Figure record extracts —
● ● ● ● ● ● ●
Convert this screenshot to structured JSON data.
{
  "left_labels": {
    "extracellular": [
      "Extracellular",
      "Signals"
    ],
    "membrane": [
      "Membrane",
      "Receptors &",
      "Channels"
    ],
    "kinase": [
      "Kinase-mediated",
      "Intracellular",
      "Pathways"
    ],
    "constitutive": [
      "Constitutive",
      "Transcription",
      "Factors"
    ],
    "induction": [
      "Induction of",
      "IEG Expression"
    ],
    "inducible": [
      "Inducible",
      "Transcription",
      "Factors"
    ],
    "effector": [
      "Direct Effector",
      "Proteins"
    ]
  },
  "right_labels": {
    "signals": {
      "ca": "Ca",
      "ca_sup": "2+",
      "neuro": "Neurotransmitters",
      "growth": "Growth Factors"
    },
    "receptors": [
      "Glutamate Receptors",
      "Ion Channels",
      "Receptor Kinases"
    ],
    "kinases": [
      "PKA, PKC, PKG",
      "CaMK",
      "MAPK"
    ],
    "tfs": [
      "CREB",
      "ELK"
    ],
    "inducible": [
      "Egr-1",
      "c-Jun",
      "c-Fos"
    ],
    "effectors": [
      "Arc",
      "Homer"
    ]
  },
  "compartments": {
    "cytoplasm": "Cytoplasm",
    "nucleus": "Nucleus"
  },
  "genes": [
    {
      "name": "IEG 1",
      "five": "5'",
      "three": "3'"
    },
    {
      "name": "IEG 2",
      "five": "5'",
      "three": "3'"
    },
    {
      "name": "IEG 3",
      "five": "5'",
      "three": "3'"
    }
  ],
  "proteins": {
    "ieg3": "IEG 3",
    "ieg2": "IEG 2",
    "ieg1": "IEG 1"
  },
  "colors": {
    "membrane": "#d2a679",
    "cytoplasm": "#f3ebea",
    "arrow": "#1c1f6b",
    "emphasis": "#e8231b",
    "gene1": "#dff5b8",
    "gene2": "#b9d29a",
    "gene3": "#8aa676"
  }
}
● ● ● ● ● ● ●
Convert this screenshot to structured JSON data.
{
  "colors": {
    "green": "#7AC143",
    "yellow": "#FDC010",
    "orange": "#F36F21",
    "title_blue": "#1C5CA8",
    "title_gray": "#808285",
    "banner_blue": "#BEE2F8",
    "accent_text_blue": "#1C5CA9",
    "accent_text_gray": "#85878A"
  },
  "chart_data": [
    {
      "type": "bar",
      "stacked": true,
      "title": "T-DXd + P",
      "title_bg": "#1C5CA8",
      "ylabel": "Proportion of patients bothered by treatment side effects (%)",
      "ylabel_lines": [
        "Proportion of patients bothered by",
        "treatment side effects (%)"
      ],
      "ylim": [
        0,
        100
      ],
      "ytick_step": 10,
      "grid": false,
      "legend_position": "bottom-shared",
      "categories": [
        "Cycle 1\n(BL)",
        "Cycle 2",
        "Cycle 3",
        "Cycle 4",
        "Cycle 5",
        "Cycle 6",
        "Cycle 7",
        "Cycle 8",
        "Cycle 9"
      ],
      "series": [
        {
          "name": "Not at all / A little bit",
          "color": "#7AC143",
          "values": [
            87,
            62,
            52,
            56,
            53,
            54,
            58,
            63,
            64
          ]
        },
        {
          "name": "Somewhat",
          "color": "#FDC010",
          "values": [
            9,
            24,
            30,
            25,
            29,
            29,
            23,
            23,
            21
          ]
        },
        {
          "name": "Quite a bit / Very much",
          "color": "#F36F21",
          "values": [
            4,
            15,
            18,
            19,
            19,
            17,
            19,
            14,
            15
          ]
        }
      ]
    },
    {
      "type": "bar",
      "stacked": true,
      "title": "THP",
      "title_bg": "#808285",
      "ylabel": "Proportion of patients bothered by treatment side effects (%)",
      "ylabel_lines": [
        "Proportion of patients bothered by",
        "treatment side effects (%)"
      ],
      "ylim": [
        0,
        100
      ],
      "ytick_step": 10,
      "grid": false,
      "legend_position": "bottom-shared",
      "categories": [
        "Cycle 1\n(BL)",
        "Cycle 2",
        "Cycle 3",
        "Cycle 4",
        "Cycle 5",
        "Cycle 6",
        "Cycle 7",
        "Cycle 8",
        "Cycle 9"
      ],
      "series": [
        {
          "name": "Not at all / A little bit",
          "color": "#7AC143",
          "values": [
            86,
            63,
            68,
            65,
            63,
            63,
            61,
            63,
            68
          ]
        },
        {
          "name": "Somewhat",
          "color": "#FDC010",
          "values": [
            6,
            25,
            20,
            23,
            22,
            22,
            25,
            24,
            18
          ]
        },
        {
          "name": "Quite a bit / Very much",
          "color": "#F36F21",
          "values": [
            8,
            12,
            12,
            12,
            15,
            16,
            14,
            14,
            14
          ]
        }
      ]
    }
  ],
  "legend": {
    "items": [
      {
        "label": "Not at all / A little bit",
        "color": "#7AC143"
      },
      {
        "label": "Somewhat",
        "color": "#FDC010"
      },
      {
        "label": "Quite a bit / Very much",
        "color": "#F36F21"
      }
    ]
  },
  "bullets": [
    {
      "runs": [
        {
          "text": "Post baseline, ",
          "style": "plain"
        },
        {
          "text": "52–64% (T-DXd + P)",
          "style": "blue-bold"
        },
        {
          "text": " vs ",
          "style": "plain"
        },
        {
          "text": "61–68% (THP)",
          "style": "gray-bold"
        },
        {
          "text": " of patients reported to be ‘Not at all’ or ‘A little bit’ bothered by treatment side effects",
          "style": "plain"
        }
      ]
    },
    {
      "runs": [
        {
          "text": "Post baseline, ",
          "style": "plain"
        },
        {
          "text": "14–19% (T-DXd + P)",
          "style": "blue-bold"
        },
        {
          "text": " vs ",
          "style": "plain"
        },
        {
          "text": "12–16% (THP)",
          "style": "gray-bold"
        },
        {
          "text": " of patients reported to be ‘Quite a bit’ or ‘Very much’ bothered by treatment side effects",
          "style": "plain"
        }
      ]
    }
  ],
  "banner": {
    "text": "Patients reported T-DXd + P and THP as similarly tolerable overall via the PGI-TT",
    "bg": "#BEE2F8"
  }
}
● ● ● ● ● ● ●
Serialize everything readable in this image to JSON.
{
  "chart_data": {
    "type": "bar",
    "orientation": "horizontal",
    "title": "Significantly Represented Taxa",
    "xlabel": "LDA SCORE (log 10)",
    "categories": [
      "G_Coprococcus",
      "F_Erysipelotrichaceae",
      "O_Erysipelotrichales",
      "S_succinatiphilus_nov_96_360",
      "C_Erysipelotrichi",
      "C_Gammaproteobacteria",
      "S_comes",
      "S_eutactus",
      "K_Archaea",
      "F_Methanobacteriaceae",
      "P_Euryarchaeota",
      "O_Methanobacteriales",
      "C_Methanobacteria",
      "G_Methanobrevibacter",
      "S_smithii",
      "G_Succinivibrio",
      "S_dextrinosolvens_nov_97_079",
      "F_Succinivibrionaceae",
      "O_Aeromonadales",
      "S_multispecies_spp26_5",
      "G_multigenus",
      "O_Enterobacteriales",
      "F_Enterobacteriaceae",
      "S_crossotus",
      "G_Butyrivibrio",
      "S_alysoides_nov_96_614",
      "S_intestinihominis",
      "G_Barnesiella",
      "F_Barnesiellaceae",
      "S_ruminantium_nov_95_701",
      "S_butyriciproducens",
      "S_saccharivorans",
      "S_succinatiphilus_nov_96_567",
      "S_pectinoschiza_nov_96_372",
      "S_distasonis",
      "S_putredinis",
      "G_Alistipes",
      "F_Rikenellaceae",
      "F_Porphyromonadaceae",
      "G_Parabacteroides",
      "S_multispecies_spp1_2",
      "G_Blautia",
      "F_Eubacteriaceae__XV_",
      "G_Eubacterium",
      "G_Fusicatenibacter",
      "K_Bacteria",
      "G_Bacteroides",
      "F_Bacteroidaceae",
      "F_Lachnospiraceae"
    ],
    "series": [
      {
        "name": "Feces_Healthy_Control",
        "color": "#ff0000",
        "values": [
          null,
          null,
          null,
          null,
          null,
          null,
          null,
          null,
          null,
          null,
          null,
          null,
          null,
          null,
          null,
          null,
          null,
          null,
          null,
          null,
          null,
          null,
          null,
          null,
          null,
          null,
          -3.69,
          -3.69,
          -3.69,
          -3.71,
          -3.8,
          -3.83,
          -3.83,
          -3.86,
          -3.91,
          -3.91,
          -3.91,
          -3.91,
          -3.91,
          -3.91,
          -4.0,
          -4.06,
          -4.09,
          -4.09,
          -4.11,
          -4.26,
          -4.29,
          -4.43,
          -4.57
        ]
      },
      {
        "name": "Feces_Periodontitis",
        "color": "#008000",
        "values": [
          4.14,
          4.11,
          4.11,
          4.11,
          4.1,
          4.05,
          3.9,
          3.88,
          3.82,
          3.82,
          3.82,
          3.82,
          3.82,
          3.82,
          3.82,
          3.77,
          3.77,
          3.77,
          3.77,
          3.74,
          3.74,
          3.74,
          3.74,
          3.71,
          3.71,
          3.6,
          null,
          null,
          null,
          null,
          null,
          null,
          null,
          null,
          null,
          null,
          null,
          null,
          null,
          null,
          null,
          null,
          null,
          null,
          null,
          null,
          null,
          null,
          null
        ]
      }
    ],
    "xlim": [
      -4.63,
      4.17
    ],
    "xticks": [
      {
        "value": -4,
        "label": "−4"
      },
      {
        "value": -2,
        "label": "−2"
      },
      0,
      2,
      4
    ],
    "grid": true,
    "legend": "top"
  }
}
● ● ● ● ● ● ●
Exercise — From the records above, report the count of lines containing "little" and nothing more.

Solved problem — 4